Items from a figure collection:

----------

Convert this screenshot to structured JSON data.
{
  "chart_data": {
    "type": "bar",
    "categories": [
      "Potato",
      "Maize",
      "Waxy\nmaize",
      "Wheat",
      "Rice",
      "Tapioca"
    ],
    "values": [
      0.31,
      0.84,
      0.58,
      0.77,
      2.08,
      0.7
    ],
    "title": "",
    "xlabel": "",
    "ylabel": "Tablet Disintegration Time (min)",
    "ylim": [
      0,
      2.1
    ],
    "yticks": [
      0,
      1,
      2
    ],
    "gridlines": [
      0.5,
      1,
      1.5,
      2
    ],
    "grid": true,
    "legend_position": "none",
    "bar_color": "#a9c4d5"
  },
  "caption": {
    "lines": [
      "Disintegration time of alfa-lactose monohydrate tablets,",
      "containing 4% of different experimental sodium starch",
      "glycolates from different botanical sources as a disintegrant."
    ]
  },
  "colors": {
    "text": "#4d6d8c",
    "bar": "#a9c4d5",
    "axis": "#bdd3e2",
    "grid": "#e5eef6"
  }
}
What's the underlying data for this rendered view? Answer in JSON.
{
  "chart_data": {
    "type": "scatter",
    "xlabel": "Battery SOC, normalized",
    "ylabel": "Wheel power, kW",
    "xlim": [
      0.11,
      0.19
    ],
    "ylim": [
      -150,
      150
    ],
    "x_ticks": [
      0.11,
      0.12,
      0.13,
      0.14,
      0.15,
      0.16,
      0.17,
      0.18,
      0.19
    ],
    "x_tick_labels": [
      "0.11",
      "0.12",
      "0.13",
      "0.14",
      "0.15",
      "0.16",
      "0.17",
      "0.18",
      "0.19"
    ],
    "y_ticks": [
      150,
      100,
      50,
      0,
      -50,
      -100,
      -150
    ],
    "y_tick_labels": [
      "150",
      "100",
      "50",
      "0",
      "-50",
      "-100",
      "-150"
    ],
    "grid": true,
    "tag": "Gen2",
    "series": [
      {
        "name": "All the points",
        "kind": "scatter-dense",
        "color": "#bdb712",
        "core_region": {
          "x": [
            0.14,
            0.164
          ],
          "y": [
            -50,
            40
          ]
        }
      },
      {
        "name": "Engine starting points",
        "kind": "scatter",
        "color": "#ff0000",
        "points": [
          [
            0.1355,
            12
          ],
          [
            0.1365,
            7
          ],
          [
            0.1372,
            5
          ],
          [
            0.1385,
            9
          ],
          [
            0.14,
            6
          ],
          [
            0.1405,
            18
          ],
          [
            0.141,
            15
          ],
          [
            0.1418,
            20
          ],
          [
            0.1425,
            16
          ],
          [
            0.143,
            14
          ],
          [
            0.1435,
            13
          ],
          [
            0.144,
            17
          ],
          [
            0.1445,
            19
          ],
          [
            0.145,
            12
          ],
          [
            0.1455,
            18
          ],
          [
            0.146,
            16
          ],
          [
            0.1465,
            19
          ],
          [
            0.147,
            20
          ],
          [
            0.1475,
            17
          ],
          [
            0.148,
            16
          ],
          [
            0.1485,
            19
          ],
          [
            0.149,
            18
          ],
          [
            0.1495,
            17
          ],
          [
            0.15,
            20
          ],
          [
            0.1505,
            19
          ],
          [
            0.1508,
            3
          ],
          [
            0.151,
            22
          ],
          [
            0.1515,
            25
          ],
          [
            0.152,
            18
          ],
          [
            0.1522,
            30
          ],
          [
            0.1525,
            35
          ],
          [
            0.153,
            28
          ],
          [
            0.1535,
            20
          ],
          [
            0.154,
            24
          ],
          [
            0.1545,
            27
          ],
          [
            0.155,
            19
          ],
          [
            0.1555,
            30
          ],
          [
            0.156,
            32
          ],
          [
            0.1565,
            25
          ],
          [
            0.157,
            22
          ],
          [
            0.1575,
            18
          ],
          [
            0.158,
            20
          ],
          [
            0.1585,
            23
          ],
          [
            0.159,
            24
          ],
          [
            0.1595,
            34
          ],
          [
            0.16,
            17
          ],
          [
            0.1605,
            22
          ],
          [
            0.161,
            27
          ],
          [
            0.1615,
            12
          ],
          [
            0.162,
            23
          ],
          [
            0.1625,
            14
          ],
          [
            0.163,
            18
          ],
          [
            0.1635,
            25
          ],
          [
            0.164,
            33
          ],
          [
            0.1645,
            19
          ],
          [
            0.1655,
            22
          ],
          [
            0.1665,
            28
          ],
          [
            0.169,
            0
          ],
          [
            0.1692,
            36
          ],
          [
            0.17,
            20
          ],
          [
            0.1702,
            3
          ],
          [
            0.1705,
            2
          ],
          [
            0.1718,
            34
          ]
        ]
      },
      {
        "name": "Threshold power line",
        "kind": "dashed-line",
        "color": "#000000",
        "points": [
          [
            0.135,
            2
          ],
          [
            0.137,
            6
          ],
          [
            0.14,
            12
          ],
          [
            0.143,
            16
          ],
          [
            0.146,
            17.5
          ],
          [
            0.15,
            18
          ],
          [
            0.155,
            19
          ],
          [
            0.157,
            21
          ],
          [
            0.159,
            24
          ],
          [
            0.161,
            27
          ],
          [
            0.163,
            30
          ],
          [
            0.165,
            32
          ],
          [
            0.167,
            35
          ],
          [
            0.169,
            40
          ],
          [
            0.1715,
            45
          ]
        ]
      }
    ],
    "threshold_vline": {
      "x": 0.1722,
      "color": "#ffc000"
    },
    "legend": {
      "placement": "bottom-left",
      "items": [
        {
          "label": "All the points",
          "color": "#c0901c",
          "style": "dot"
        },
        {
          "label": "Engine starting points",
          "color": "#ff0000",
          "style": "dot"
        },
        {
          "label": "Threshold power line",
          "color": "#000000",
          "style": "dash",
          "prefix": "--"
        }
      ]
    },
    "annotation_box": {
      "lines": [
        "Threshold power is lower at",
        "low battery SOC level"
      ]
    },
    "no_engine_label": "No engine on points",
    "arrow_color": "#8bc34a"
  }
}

----------

Short task:
Print the records once more, exactly as they were given.

Full solution:
Convert this screenshot to structured JSON data.
{
  "chart_data": {
    "type": "bar",
    "categories": [
      "Potato",
      "Maize",
      "Waxy\nmaize",
      "Wheat",
      "Rice",
      "Tapioca"
    ],
    "values": [
      0.31,
      0.84,
      0.58,
      0.77,
      2.08,
      0.7
    ],
    "title": "",
    "xlabel": "",
    "ylabel": "Tablet Disintegration Time (min)",
    "ylim": [
      0,
      2.1
    ],
    "yticks": [
      0,
      1,
      2
    ],
    "gridlines": [
      0.5,
      1,
      1.5,
      2
    ],
    "grid": true,
    "legend_position": "none",
    "bar_color": "#a9c4d5"
  },
  "caption": {
    "lines": [
      "Disintegration time of alfa-lactose monohydrate tablets,",
      "containing 4% of different experimental sodium starch",
      "glycolates from different botanical sources as a disintegrant."
    ]
  },
  "colors": {
    "text": "#4d6d8c",
    "bar": "#a9c4d5",
    "axis": "#bdd3e2",
    "grid": "#e5eef6"
  }
}
What's the underlying data for this rendered view? Answer in JSON.
{
  "chart_data": {
    "type": "scatter",
    "xlabel": "Battery SOC, normalized",
    "ylabel": "Wheel power, kW",
    "xlim": [
      0.11,
      0.19
    ],
    "ylim": [
      -150,
      150
    ],
    "x_ticks": [
      0.11,
      0.12,
      0.13,
      0.14,
      0.15,
      0.16,
      0.17,
      0.18,
      0.19
    ],
    "x_tick_labels": [
      "0.11",
      "0.12",
      "0.13",
      "0.14",
      "0.15",
      "0.16",
      "0.17",
      "0.18",
      "0.19"
    ],
    "y_ticks": [
      150,
      100,
      50,
      0,
      -50,
      -100,
      -150
    ],
    "y_tick_labels": [
      "150",
      "100",
      "50",
      "0",
      "-50",
      "-100",
      "-150"
    ],
    "grid": true,
    "tag": "Gen2",
    "series": [
      {
        "name": "All the points",
        "kind": "scatter-dense",
        "color": "#bdb712",
        "core_region": {
          "x": [
            0.14,
            0.164
          ],
          "y": [
            -50,
            40
          ]
        }
      },
      {
        "name": "Engine starting points",
        "kind": "scatter",
        "color": "#ff0000",
        "points": [
          [
            0.1355,
            12
          ],
          [
            0.1365,
            7
          ],
          [
            0.1372,
            5
          ],
          [
            0.1385,
            9
          ],
          [
            0.14,
            6
          ],
          [
            0.1405,
            18
          ],
          [
            0.141,
            15
          ],
          [
            0.1418,
            20
          ],
          [
            0.1425,
            16
          ],
          [
            0.143,
            14
          ],
          [
            0.1435,
            13
          ],
          [
            0.144,
            17
          ],
          [
            0.1445,
            19
          ],
          [
            0.145,
            12
          ],
          [
            0.1455,
            18
          ],
          [
            0.146,
            16
          ],
          [
            0.1465,
            19
          ],
          [
            0.147,
            20
          ],
          [
            0.1475,
            17
          ],
          [
            0.148,
            16
          ],
          [
            0.1485,
            19
          ],
          [
            0.149,
            18
          ],
          [
            0.1495,
            17
          ],
          [
            0.15,
            20
          ],
          [
            0.1505,
            19
          ],
          [
            0.1508,
            3
          ],
          [
            0.151,
            22
          ],
          [
            0.1515,
            25
          ],
          [
            0.152,
            18
          ],
          [
            0.1522,
            30
          ],
          [
            0.1525,
            35
          ],
          [
            0.153,
            28
          ],
          [
            0.1535,
            20
          ],
          [
            0.154,
            24
          ],
          [
            0.1545,
            27
          ],
          [
            0.155,
            19
          ],
          [
            0.1555,
            30
          ],
          [
            0.156,
            32
          ],
          [
            0.1565,
            25
          ],
          [
            0.157,
            22
          ],
          [
            0.1575,
            18
          ],
          [
            0.158,
            20
          ],
          [
            0.1585,
            23
          ],
          [
            0.159,
            24
          ],
          [
            0.1595,
            34
          ],
          [
            0.16,
            17
          ],
          [
            0.1605,
            22
          ],
          [
            0.161,
            27
          ],
          [
            0.1615,
            12
          ],
          [
            0.162,
            23
          ],
          [
            0.1625,
            14
          ],
          [
            0.163,
            18
          ],
          [
            0.1635,
            25
          ],
          [
            0.164,
            33
          ],
          [
            0.1645,
            19
          ],
          [
            0.1655,
            22
          ],
          [
            0.1665,
            28
          ],
          [
            0.169,
            0
          ],
          [
            0.1692,
            36
          ],
          [
            0.17,
            20
          ],
          [
            0.1702,
            3
          ],
          [
            0.1705,
            2
          ],
          [
            0.1718,
            34
          ]
        ]
      },
      {
        "name": "Threshold power line",
        "kind": "dashed-line",
        "color": "#000000",
        "points": [
          [
            0.135,
            2
          ],
          [
            0.137,
            6
          ],
          [
            0.14,
            12
          ],
          [
            0.143,
            16
          ],
          [
            0.146,
            17.5
          ],
          [
            0.15,
            18
          ],
          [
            0.155,
            19
          ],
          [
            0.157,
            21
          ],
          [
            0.159,
            24
          ],
          [
            0.161,
            27
          ],
          [
            0.163,
            30
          ],
          [
            0.165,
            32
          ],
          [
            0.167,
            35
          ],
          [
            0.169,
            40
          ],
          [
            0.1715,
            45
          ]
        ]
      }
    ],
    "threshold_vline": {
      "x": 0.1722,
      "color": "#ffc000"
    },
    "legend": {
      "placement": "bottom-left",
      "items": [
        {
          "label": "All the points",
          "color": "#c0901c",
          "style": "dot"
        },
        {
          "label": "Engine starting points",
          "color": "#ff0000",
          "style": "dot"
        },
        {
          "label": "Threshold power line",
          "color": "#000000",
          "style": "dash",
          "prefix": "--"
        }
      ]
    },
    "annotation_box": {
      "lines": [
        "Threshold power is lower at",
        "low battery SOC level"
      ]
    },
    "no_engine_label": "No engine on points",
    "arrow_color": "#8bc34a"
  }
}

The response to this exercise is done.